▶ [Given instruction] Report every line in the listing below where the string "JSON" shows up.

▶ [Extracted records]
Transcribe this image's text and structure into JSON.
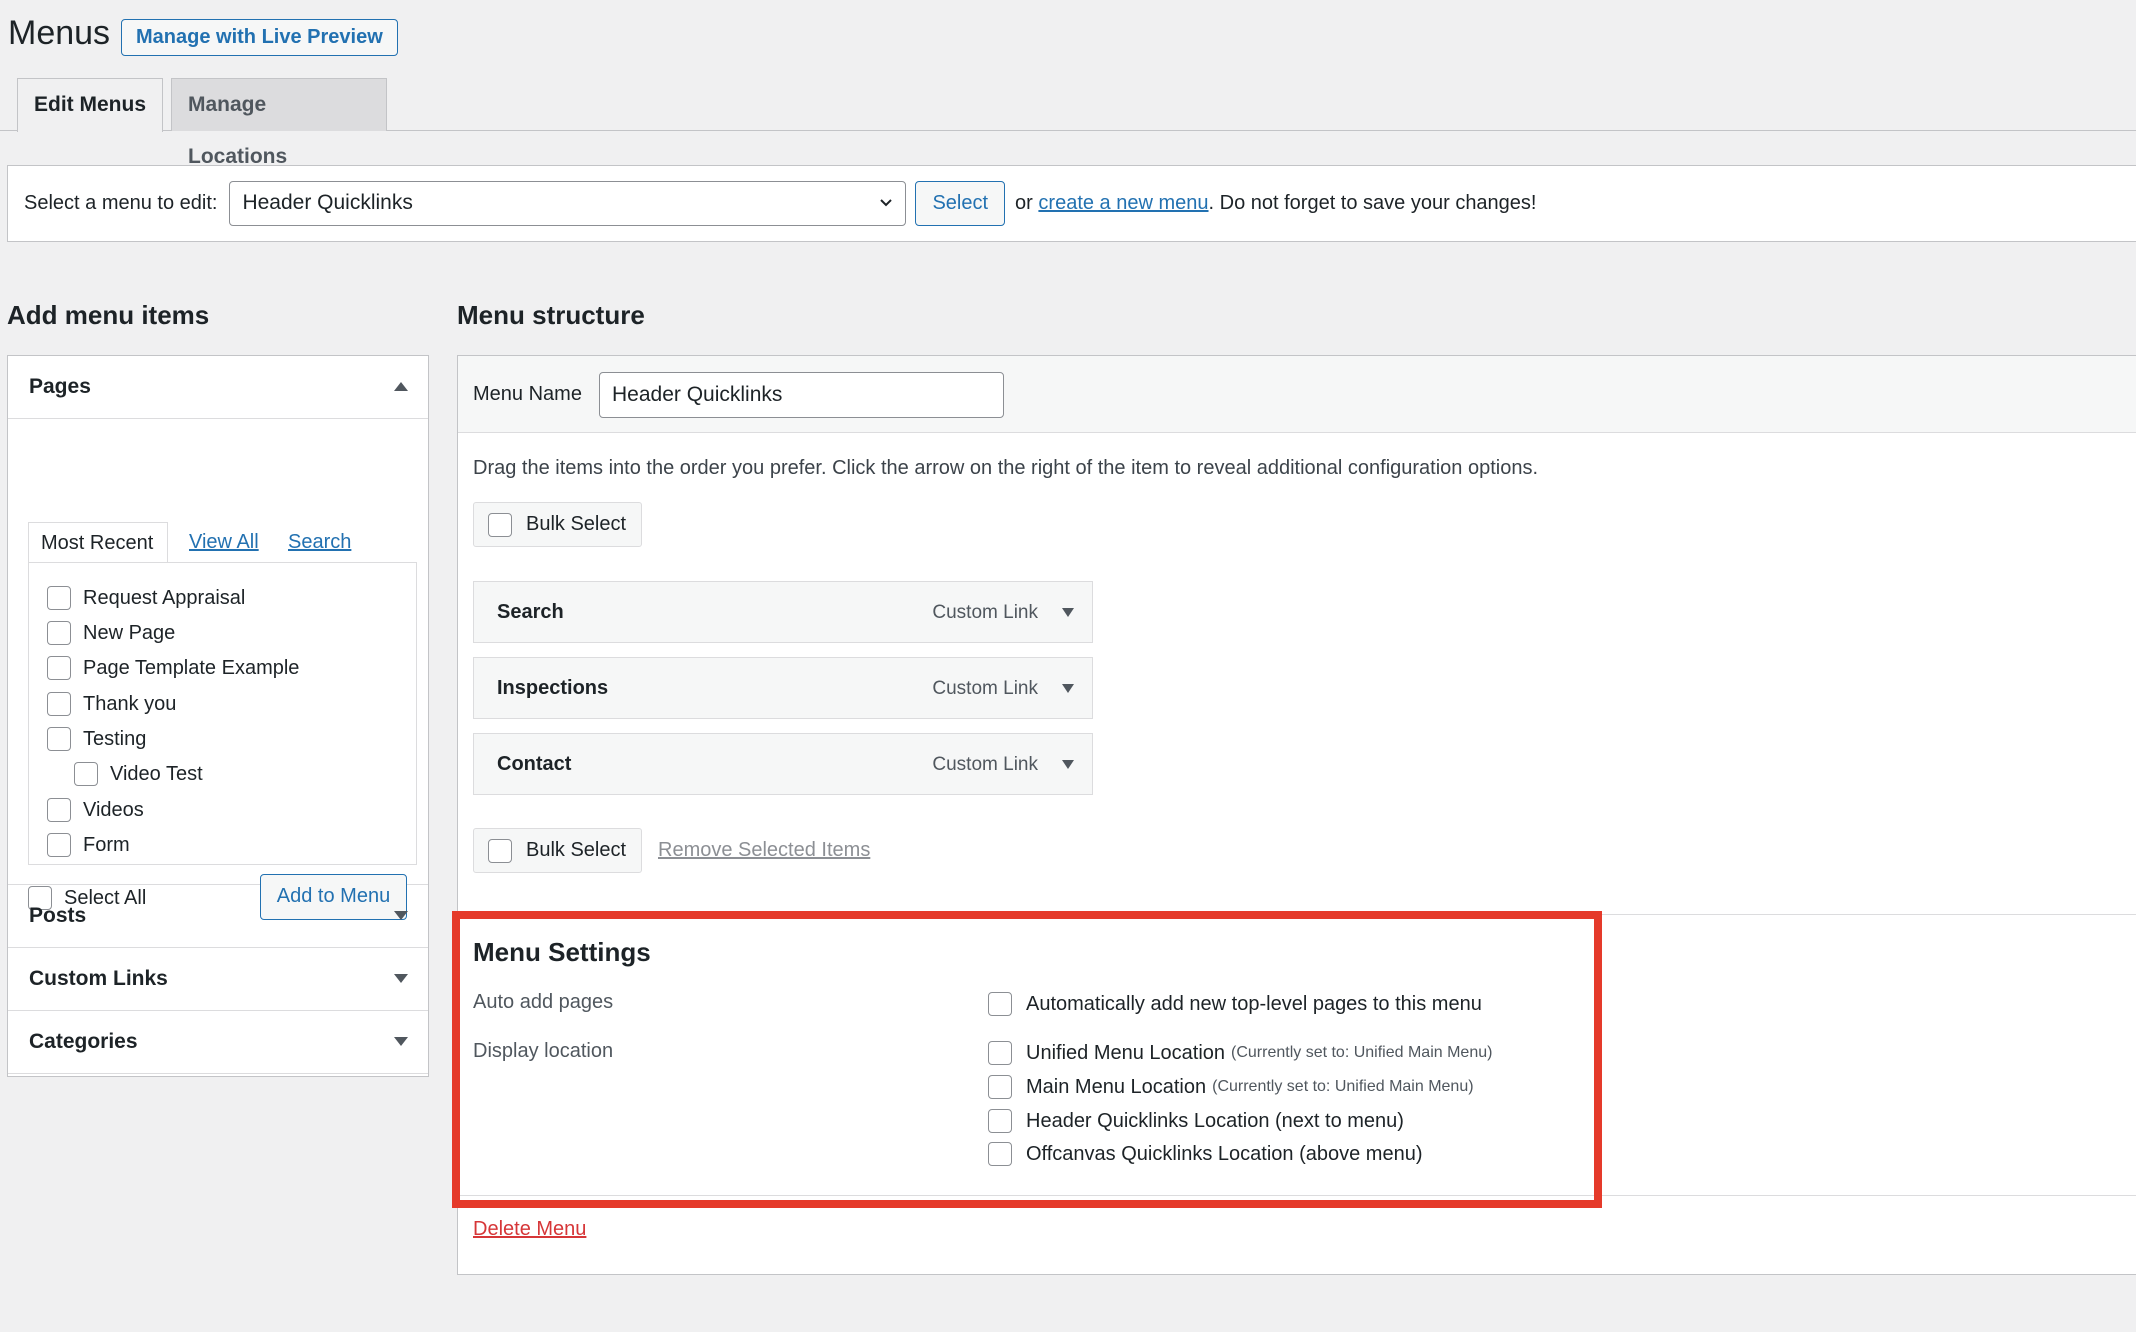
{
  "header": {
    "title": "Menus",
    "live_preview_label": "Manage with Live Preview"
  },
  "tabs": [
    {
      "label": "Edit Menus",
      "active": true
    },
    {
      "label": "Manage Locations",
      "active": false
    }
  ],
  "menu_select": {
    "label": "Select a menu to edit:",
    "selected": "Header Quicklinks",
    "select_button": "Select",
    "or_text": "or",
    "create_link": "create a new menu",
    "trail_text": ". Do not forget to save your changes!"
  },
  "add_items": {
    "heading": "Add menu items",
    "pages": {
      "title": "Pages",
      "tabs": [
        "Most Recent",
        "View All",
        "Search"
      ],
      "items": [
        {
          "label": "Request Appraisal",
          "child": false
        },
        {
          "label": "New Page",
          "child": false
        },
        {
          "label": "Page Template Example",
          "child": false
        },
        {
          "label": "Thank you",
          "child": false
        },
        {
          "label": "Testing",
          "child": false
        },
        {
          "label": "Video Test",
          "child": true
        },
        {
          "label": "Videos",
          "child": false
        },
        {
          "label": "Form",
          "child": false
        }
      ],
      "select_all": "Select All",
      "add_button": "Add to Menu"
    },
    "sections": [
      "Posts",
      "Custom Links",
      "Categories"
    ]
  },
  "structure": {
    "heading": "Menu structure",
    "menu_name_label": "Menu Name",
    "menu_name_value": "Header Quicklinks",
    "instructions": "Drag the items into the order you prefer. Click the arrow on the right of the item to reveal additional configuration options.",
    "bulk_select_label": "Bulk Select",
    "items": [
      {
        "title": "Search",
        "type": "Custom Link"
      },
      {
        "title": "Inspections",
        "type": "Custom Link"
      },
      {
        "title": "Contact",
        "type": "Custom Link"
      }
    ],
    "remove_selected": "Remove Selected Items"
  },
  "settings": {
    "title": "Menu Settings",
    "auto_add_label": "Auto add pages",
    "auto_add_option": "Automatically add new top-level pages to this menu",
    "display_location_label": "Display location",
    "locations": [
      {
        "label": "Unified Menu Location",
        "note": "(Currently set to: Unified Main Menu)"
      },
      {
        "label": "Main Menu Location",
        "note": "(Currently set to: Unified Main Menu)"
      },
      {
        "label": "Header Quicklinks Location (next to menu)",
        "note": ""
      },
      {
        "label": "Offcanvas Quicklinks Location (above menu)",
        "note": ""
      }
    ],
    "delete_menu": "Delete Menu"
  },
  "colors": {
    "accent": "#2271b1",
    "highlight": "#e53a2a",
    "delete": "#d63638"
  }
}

==

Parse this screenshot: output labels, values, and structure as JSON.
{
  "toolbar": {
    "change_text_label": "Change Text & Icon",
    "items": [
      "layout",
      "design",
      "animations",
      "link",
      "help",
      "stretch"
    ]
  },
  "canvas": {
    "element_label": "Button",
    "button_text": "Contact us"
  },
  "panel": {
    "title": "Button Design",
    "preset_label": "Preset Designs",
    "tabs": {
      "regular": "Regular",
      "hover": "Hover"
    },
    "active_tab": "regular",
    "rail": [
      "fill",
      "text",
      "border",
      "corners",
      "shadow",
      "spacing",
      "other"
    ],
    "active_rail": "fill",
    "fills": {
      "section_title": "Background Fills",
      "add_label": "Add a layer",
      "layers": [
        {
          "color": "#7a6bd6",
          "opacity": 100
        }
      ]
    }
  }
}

▶ [Completed task]
Transcribe this image's text and structure into JSON.
Parse this screenshot: output labels, values, and structure as JSON.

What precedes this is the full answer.